Record extracts =>

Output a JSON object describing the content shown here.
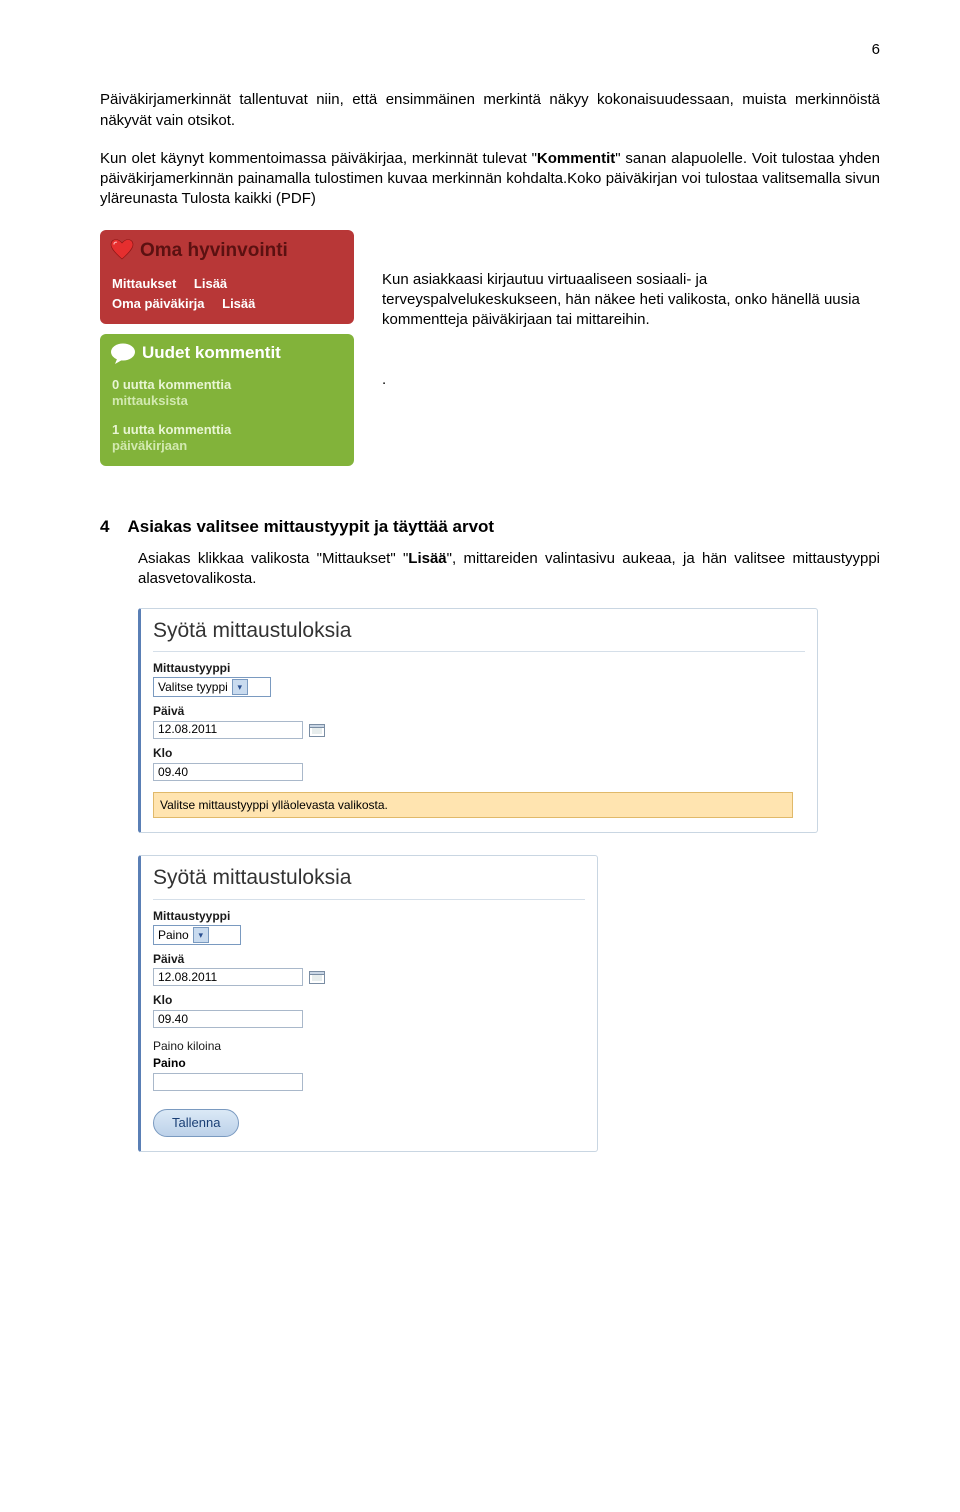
{
  "page": {
    "number": "6"
  },
  "para1": {
    "t1": "Päiväkirjamerkinnät tallentuvat niin, että ensimmäinen merkintä näkyy kokonaisuudessaan, muista merkinnöistä näkyvät vain otsikot."
  },
  "para2": {
    "t1": "Kun olet käynyt kommentoimassa päiväkirjaa, merkinnät tulevat \"",
    "bold1": "Kommentit",
    "t2": "\" sanan alapuolelle. Voit tulostaa yhden päiväkirjamerkinnän painamalla tulostimen kuvaa merkinnän kohdalta.Koko päiväkirjan voi tulostaa valitsemalla sivun yläreunasta Tulosta kaikki (PDF)"
  },
  "widget_red": {
    "title": "Oma hyvinvointi",
    "r1a": "Mittaukset",
    "r1b": "Lisää",
    "r2a": "Oma päiväkirja",
    "r2b": "Lisää"
  },
  "widget_green": {
    "title": "Uudet kommentit",
    "s1_top": "0 uutta kommenttia",
    "s1_sub": "mittauksista",
    "s2_top": "1 uutta kommenttia",
    "s2_sub": "päiväkirjaan"
  },
  "side_text": {
    "body": "Kun asiakkaasi kirjautuu virtuaaliseen sosiaali- ja terveyspalvelukeskukseen, hän näkee heti valikosta, onko hänellä uusia kommentteja päiväkirjaan tai mittareihin.",
    "dot": "."
  },
  "section4": {
    "num": "4",
    "title": "Asiakas valitsee mittaustyypit ja täyttää arvot",
    "body_a": "Asiakas klikkaa valikosta \"Mittaukset\" \"",
    "body_bold": "Lisää",
    "body_b": "\", mittareiden valintasivu aukeaa, ja hän valitsee mittaustyyppi alasvetovalikosta."
  },
  "form1": {
    "title": "Syötä mittaustuloksia",
    "f_type_label": "Mittaustyyppi",
    "f_type_value": "Valitse tyyppi",
    "f_day_label": "Päivä",
    "f_day_value": "12.08.2011",
    "f_time_label": "Klo",
    "f_time_value": "09.40",
    "notice": "Valitse mittaustyyppi ylläolevasta valikosta."
  },
  "form2": {
    "title": "Syötä mittaustuloksia",
    "f_type_label": "Mittaustyyppi",
    "f_type_value": "Paino",
    "f_day_label": "Päivä",
    "f_day_value": "12.08.2011",
    "f_time_label": "Klo",
    "f_time_value": "09.40",
    "f_kg_label": "Paino kiloina",
    "f_weight_label": "Paino",
    "save": "Tallenna"
  }
}
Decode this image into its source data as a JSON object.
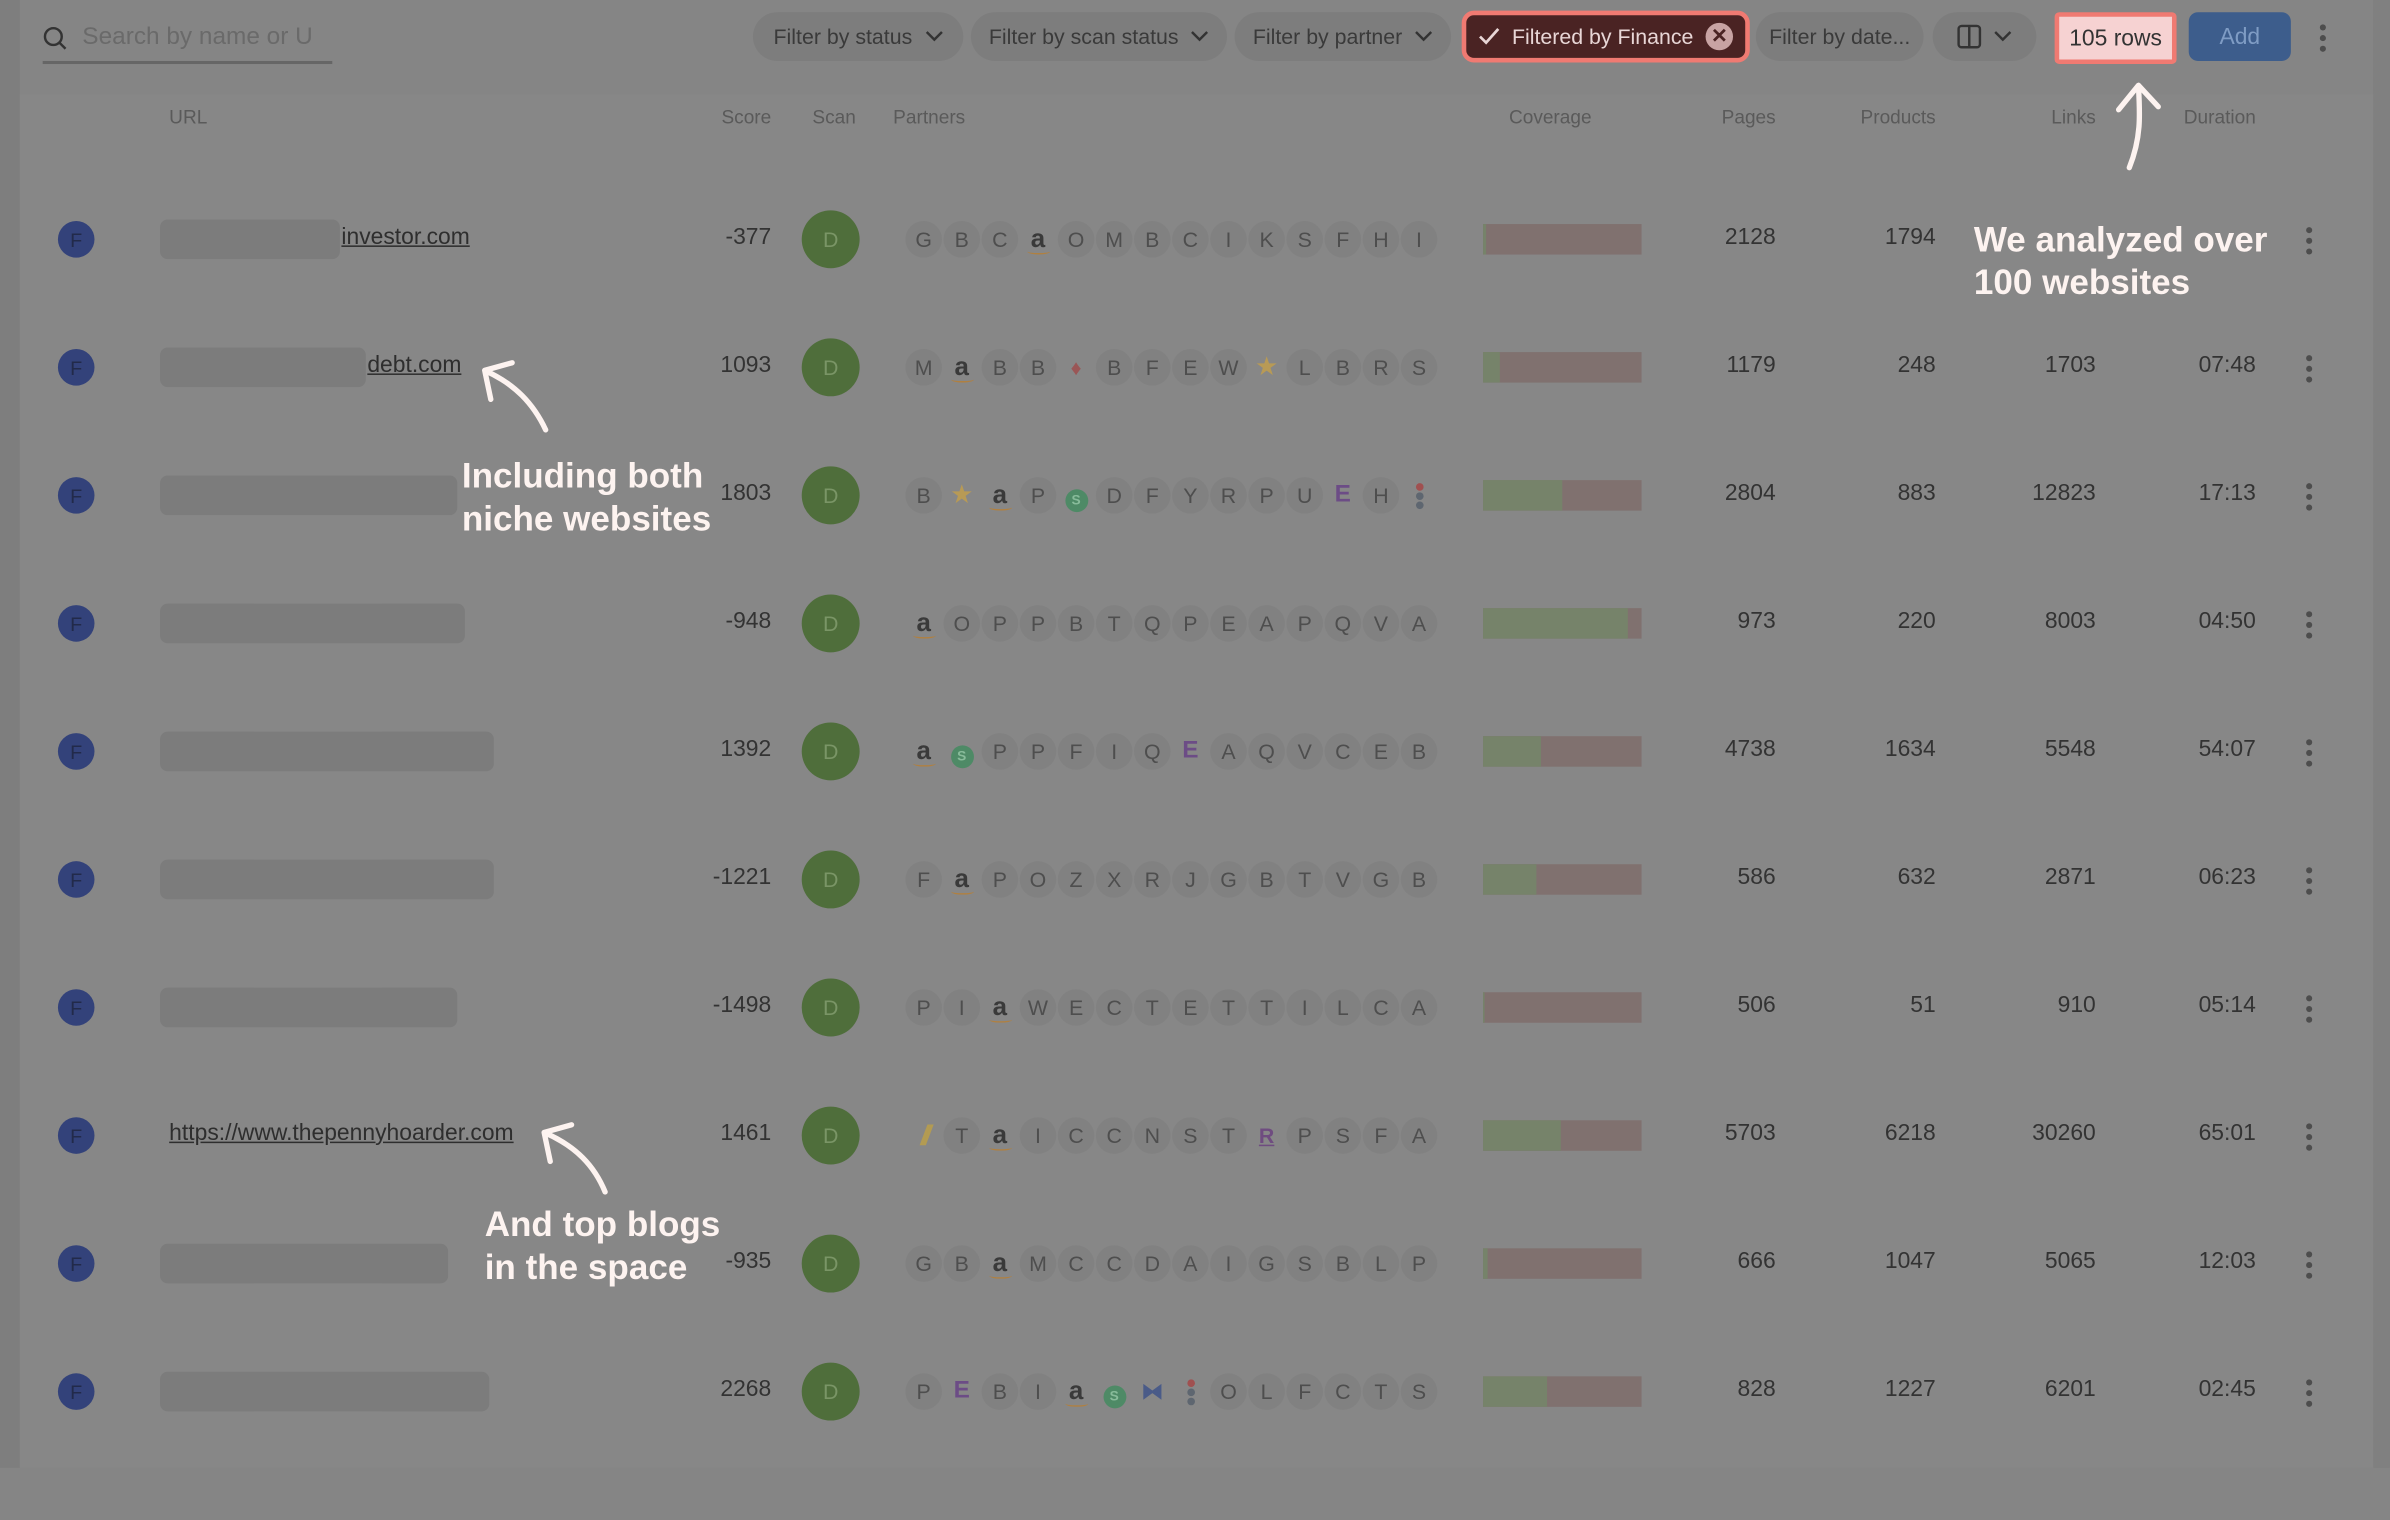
{
  "toolbar": {
    "search_placeholder": "Search by name or U",
    "filters": [
      "Filter by status",
      "Filter by scan status",
      "Filter by partner"
    ],
    "active_filter": "Filtered by Finance",
    "date_filter": "Filter by date...",
    "row_count": "105 rows",
    "add_label": "Add"
  },
  "columns": {
    "url": "URL",
    "score": "Score",
    "scan": "Scan",
    "partners": "Partners",
    "coverage": "Coverage",
    "pages": "Pages",
    "products": "Products",
    "links": "Links",
    "duration": "Duration"
  },
  "colors": {
    "accent_red": "#f07a72",
    "active_filter_bg": "#4a2323",
    "add_button": "#3d5d8c",
    "avatar": "#33427a",
    "scan_badge": "#4f6e3b",
    "coverage_good": "#76836a",
    "coverage_bad": "#80716f"
  },
  "rows": [
    {
      "avatar": "F",
      "url": "investor.com",
      "score": "-377",
      "scan": "D",
      "partners": [
        "G",
        "B",
        "C",
        "amazon",
        "O",
        "M",
        "B",
        "C",
        "I",
        "K",
        "S",
        "F",
        "H",
        "I"
      ],
      "coverage": 0.02,
      "pages": "2128",
      "products": "1794",
      "links": "",
      "duration": ""
    },
    {
      "avatar": "F",
      "url": "debt.com",
      "score": "1093",
      "scan": "D",
      "partners": [
        "M",
        "amazon",
        "B",
        "B",
        "flame",
        "B",
        "F",
        "E",
        "W",
        "star",
        "L",
        "B",
        "R",
        "S"
      ],
      "coverage": 0.11,
      "pages": "1179",
      "products": "248",
      "links": "1703",
      "duration": "07:48"
    },
    {
      "avatar": "F",
      "url": "",
      "score": "1803",
      "scan": "D",
      "partners": [
        "B",
        "star",
        "amazon",
        "P",
        "sg",
        "D",
        "F",
        "Y",
        "R",
        "P",
        "U",
        "elogo",
        "H",
        "dots"
      ],
      "coverage": 0.5,
      "pages": "2804",
      "products": "883",
      "links": "12823",
      "duration": "17:13"
    },
    {
      "avatar": "F",
      "url": "",
      "score": "-948",
      "scan": "D",
      "partners": [
        "amazon",
        "O",
        "P",
        "P",
        "B",
        "T",
        "Q",
        "P",
        "E",
        "A",
        "P",
        "Q",
        "V",
        "A"
      ],
      "coverage": 0.91,
      "pages": "973",
      "products": "220",
      "links": "8003",
      "duration": "04:50"
    },
    {
      "avatar": "F",
      "url": "",
      "score": "1392",
      "scan": "D",
      "partners": [
        "amazon",
        "sg",
        "P",
        "P",
        "F",
        "I",
        "Q",
        "elogo",
        "A",
        "Q",
        "V",
        "C",
        "E",
        "B"
      ],
      "coverage": 0.37,
      "pages": "4738",
      "products": "1634",
      "links": "5548",
      "duration": "54:07"
    },
    {
      "avatar": "F",
      "url": "",
      "score": "-1221",
      "scan": "D",
      "partners": [
        "F",
        "amazon",
        "P",
        "O",
        "Z",
        "X",
        "R",
        "J",
        "G",
        "B",
        "T",
        "V",
        "G",
        "B"
      ],
      "coverage": 0.34,
      "pages": "586",
      "products": "632",
      "links": "2871",
      "duration": "06:23"
    },
    {
      "avatar": "F",
      "url": "",
      "score": "-1498",
      "scan": "D",
      "partners": [
        "P",
        "I",
        "amazon",
        "W",
        "E",
        "C",
        "T",
        "E",
        "T",
        "T",
        "I",
        "L",
        "C",
        "A"
      ],
      "coverage": 0.01,
      "pages": "506",
      "products": "51",
      "links": "910",
      "duration": "05:14"
    },
    {
      "avatar": "F",
      "url": "https://www.thepennyhoarder.com",
      "score": "1461",
      "scan": "D",
      "partners": [
        "slash",
        "T",
        "amazon",
        "I",
        "C",
        "C",
        "N",
        "S",
        "T",
        "rlogo",
        "P",
        "S",
        "F",
        "A"
      ],
      "coverage": 0.49,
      "pages": "5703",
      "products": "6218",
      "links": "30260",
      "duration": "65:01"
    },
    {
      "avatar": "F",
      "url": "",
      "score": "-935",
      "scan": "D",
      "partners": [
        "G",
        "B",
        "amazon",
        "M",
        "C",
        "C",
        "D",
        "A",
        "I",
        "G",
        "S",
        "B",
        "L",
        "P"
      ],
      "coverage": 0.03,
      "pages": "666",
      "products": "1047",
      "links": "5065",
      "duration": "12:03"
    },
    {
      "avatar": "F",
      "url": "",
      "score": "2268",
      "scan": "D",
      "partners": [
        "P",
        "elogo",
        "B",
        "I",
        "amazon",
        "sg",
        "bow",
        "dots",
        "O",
        "L",
        "F",
        "C",
        "T",
        "S"
      ],
      "coverage": 0.4,
      "pages": "828",
      "products": "1227",
      "links": "6201",
      "duration": "02:45"
    }
  ],
  "annotations": {
    "top_right": [
      "We analyzed over",
      "100 websites"
    ],
    "niche": [
      "Including both",
      "niche websites"
    ],
    "blogs": [
      "And top blogs",
      "in the space"
    ]
  }
}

Instructions to follow =>
Return every line holding the word "päiväkirjaan" from the records.

The solution =>
    "s2_sub": "päiväkirjaan"
    "body": "Kun asiakkaasi kirjautuu virtuaaliseen sosiaali- ja terveyspalvelukeskukseen, hän näkee heti valikosta, onko hänellä uusia kommentteja päiväkirjaan tai mittareihin.",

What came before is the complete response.